— BEGIN Dataset content —

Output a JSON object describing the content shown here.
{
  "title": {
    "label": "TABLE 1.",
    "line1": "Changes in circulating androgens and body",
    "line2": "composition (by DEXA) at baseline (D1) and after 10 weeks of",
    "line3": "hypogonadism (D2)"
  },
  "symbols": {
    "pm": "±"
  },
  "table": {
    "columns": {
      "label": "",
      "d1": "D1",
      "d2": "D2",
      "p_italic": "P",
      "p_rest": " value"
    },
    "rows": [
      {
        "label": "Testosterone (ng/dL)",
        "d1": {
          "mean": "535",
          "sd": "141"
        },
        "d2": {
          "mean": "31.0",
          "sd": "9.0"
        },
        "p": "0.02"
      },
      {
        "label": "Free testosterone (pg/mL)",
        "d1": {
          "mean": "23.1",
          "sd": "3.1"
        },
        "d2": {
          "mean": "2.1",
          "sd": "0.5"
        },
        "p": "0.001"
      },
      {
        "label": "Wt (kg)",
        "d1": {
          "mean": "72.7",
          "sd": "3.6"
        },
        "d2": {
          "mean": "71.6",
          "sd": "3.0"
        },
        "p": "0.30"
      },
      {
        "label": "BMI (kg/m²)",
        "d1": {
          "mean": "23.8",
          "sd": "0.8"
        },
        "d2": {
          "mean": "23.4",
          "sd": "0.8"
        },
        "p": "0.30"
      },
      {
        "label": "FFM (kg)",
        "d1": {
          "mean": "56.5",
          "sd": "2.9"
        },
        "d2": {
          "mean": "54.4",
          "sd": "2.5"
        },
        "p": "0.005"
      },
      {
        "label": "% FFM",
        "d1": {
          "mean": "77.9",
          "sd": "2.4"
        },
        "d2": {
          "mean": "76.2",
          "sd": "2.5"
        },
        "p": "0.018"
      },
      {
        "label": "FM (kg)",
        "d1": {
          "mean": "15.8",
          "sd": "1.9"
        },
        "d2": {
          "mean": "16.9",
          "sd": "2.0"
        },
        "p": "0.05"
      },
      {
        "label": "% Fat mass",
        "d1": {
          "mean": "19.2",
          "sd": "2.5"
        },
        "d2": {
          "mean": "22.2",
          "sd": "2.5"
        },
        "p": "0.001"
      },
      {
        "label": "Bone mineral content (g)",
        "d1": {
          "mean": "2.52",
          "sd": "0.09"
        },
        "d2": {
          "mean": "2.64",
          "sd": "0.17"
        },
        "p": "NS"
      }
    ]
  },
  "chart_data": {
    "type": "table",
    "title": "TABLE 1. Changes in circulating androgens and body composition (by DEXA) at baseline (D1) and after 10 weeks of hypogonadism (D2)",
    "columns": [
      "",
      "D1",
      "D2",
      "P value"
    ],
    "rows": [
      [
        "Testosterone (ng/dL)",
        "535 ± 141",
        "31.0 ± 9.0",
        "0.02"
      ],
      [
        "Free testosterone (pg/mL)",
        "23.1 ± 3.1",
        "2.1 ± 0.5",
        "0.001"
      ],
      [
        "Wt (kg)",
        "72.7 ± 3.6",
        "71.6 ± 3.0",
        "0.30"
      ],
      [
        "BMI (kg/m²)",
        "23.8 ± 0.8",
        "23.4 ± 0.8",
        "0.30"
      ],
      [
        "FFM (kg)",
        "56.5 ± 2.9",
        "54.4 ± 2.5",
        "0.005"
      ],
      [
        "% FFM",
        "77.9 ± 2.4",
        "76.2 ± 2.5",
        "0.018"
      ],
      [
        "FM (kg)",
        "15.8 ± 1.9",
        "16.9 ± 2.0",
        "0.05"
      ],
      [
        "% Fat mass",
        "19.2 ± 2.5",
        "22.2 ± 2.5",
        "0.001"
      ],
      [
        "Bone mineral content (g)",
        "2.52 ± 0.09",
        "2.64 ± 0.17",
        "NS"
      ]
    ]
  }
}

— END Dataset content —

- **Problem description**
Provide all the records again, word for word.

- **Solution to this problem**
Output a JSON object describing the content shown here.
{
  "title": {
    "label": "TABLE 1.",
    "line1": "Changes in circulating androgens and body",
    "line2": "composition (by DEXA) at baseline (D1) and after 10 weeks of",
    "line3": "hypogonadism (D2)"
  },
  "symbols": {
    "pm": "±"
  },
  "table": {
    "columns": {
      "label": "",
      "d1": "D1",
      "d2": "D2",
      "p_italic": "P",
      "p_rest": " value"
    },
    "rows": [
      {
        "label": "Testosterone (ng/dL)",
        "d1": {
          "mean": "535",
          "sd": "141"
        },
        "d2": {
          "mean": "31.0",
          "sd": "9.0"
        },
        "p": "0.02"
      },
      {
        "label": "Free testosterone (pg/mL)",
        "d1": {
          "mean": "23.1",
          "sd": "3.1"
        },
        "d2": {
          "mean": "2.1",
          "sd": "0.5"
        },
        "p": "0.001"
      },
      {
        "label": "Wt (kg)",
        "d1": {
          "mean": "72.7",
          "sd": "3.6"
        },
        "d2": {
          "mean": "71.6",
          "sd": "3.0"
        },
        "p": "0.30"
      },
      {
        "label": "BMI (kg/m²)",
        "d1": {
          "mean": "23.8",
          "sd": "0.8"
        },
        "d2": {
          "mean": "23.4",
          "sd": "0.8"
        },
        "p": "0.30"
      },
      {
        "label": "FFM (kg)",
        "d1": {
          "mean": "56.5",
          "sd": "2.9"
        },
        "d2": {
          "mean": "54.4",
          "sd": "2.5"
        },
        "p": "0.005"
      },
      {
        "label": "% FFM",
        "d1": {
          "mean": "77.9",
          "sd": "2.4"
        },
        "d2": {
          "mean": "76.2",
          "sd": "2.5"
        },
        "p": "0.018"
      },
      {
        "label": "FM (kg)",
        "d1": {
          "mean": "15.8",
          "sd": "1.9"
        },
        "d2": {
          "mean": "16.9",
          "sd": "2.0"
        },
        "p": "0.05"
      },
      {
        "label": "% Fat mass",
        "d1": {
          "mean": "19.2",
          "sd": "2.5"
        },
        "d2": {
          "mean": "22.2",
          "sd": "2.5"
        },
        "p": "0.001"
      },
      {
        "label": "Bone mineral content (g)",
        "d1": {
          "mean": "2.52",
          "sd": "0.09"
        },
        "d2": {
          "mean": "2.64",
          "sd": "0.17"
        },
        "p": "NS"
      }
    ]
  },
  "chart_data": {
    "type": "table",
    "title": "TABLE 1. Changes in circulating androgens and body composition (by DEXA) at baseline (D1) and after 10 weeks of hypogonadism (D2)",
    "columns": [
      "",
      "D1",
      "D2",
      "P value"
    ],
    "rows": [
      [
        "Testosterone (ng/dL)",
        "535 ± 141",
        "31.0 ± 9.0",
        "0.02"
      ],
      [
        "Free testosterone (pg/mL)",
        "23.1 ± 3.1",
        "2.1 ± 0.5",
        "0.001"
      ],
      [
        "Wt (kg)",
        "72.7 ± 3.6",
        "71.6 ± 3.0",
        "0.30"
      ],
      [
        "BMI (kg/m²)",
        "23.8 ± 0.8",
        "23.4 ± 0.8",
        "0.30"
      ],
      [
        "FFM (kg)",
        "56.5 ± 2.9",
        "54.4 ± 2.5",
        "0.005"
      ],
      [
        "% FFM",
        "77.9 ± 2.4",
        "76.2 ± 2.5",
        "0.018"
      ],
      [
        "FM (kg)",
        "15.8 ± 1.9",
        "16.9 ± 2.0",
        "0.05"
      ],
      [
        "% Fat mass",
        "19.2 ± 2.5",
        "22.2 ± 2.5",
        "0.001"
      ],
      [
        "Bone mineral content (g)",
        "2.52 ± 0.09",
        "2.64 ± 0.17",
        "NS"
      ]
    ]
  }
}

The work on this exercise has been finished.